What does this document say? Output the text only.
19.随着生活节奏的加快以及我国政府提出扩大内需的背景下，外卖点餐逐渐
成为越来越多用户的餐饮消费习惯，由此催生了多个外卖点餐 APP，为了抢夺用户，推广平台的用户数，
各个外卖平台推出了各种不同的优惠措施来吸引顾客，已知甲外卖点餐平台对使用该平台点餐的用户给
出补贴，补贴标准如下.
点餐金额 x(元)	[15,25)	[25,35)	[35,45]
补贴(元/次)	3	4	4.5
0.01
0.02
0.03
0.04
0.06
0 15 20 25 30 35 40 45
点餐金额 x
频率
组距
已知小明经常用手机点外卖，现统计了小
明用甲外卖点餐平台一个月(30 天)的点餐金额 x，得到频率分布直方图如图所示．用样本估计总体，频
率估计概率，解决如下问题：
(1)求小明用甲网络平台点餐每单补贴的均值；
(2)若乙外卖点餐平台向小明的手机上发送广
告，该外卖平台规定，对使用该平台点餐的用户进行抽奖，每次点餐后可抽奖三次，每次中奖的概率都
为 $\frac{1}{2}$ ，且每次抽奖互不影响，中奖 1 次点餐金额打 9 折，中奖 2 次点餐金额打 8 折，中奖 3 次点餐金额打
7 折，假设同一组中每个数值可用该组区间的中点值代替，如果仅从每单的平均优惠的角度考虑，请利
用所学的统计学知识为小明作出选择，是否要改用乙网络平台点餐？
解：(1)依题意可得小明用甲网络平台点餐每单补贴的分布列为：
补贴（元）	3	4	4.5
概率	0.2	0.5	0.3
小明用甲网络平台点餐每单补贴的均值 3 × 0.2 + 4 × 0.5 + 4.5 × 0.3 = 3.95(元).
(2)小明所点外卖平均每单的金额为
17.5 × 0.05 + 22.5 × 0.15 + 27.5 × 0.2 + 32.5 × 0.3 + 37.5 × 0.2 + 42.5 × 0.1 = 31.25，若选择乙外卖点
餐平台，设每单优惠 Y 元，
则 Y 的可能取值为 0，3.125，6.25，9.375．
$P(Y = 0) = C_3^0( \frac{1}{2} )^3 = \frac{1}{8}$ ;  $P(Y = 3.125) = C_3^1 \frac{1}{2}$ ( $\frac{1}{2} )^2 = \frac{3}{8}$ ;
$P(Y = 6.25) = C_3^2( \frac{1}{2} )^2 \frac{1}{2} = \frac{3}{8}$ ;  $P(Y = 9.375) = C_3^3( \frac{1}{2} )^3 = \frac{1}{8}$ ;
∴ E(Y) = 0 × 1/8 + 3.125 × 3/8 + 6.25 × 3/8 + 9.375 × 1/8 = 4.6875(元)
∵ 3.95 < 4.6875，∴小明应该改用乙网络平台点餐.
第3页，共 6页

|---|

Copy the entries above exactly, leaving none out.

What does this document say? Output the text only.
19.随着生活节奏的加快以及我国政府提出扩大内需的背景下，外卖点餐逐渐
成为越来越多用户的餐饮消费习惯，由此催生了多个外卖点餐 APP，为了抢夺用户，推广平台的用户数，
各个外卖平台推出了各种不同的优惠措施来吸引顾客，已知甲外卖点餐平台对使用该平台点餐的用户给
出补贴，补贴标准如下.
点餐金额 x(元)	[15,25)	[25,35)	[35,45]
补贴(元/次)	3	4	4.5
0.01
0.02
0.03
0.04
0.06
0 15 20 25 30 35 40 45
点餐金额 x
频率
组距
已知小明经常用手机点外卖，现统计了小
明用甲外卖点餐平台一个月(30 天)的点餐金额 x，得到频率分布直方图如图所示．用样本估计总体，频
率估计概率，解决如下问题：
(1)求小明用甲网络平台点餐每单补贴的均值；
(2)若乙外卖点餐平台向小明的手机上发送广
告，该外卖平台规定，对使用该平台点餐的用户进行抽奖，每次点餐后可抽奖三次，每次中奖的概率都
为 $\frac{1}{2}$ ，且每次抽奖互不影响，中奖 1 次点餐金额打 9 折，中奖 2 次点餐金额打 8 折，中奖 3 次点餐金额打
7 折，假设同一组中每个数值可用该组区间的中点值代替，如果仅从每单的平均优惠的角度考虑，请利
用所学的统计学知识为小明作出选择，是否要改用乙网络平台点餐？
解：(1)依题意可得小明用甲网络平台点餐每单补贴的分布列为：
补贴（元）	3	4	4.5
概率	0.2	0.5	0.3
小明用甲网络平台点餐每单补贴的均值 3 × 0.2 + 4 × 0.5 + 4.5 × 0.3 = 3.95(元).
(2)小明所点外卖平均每单的金额为
17.5 × 0.05 + 22.5 × 0.15 + 27.5 × 0.2 + 32.5 × 0.3 + 37.5 × 0.2 + 42.5 × 0.1 = 31.25，若选择乙外卖点
餐平台，设每单优惠 Y 元，
则 Y 的可能取值为 0，3.125，6.25，9.375．
$P(Y = 0) = C_3^0( \frac{1}{2} )^3 = \frac{1}{8}$ ;  $P(Y = 3.125) = C_3^1 \frac{1}{2}$ ( $\frac{1}{2} )^2 = \frac{3}{8}$ ;
$P(Y = 6.25) = C_3^2( \frac{1}{2} )^2 \frac{1}{2} = \frac{3}{8}$ ;  $P(Y = 9.375) = C_3^3( \frac{1}{2} )^3 = \frac{1}{8}$ ;
∴ E(Y) = 0 × 1/8 + 3.125 × 3/8 + 6.25 × 3/8 + 9.375 × 1/8 = 4.6875(元)
∵ 3.95 < 4.6875，∴小明应该改用乙网络平台点餐.
第3页，共 6页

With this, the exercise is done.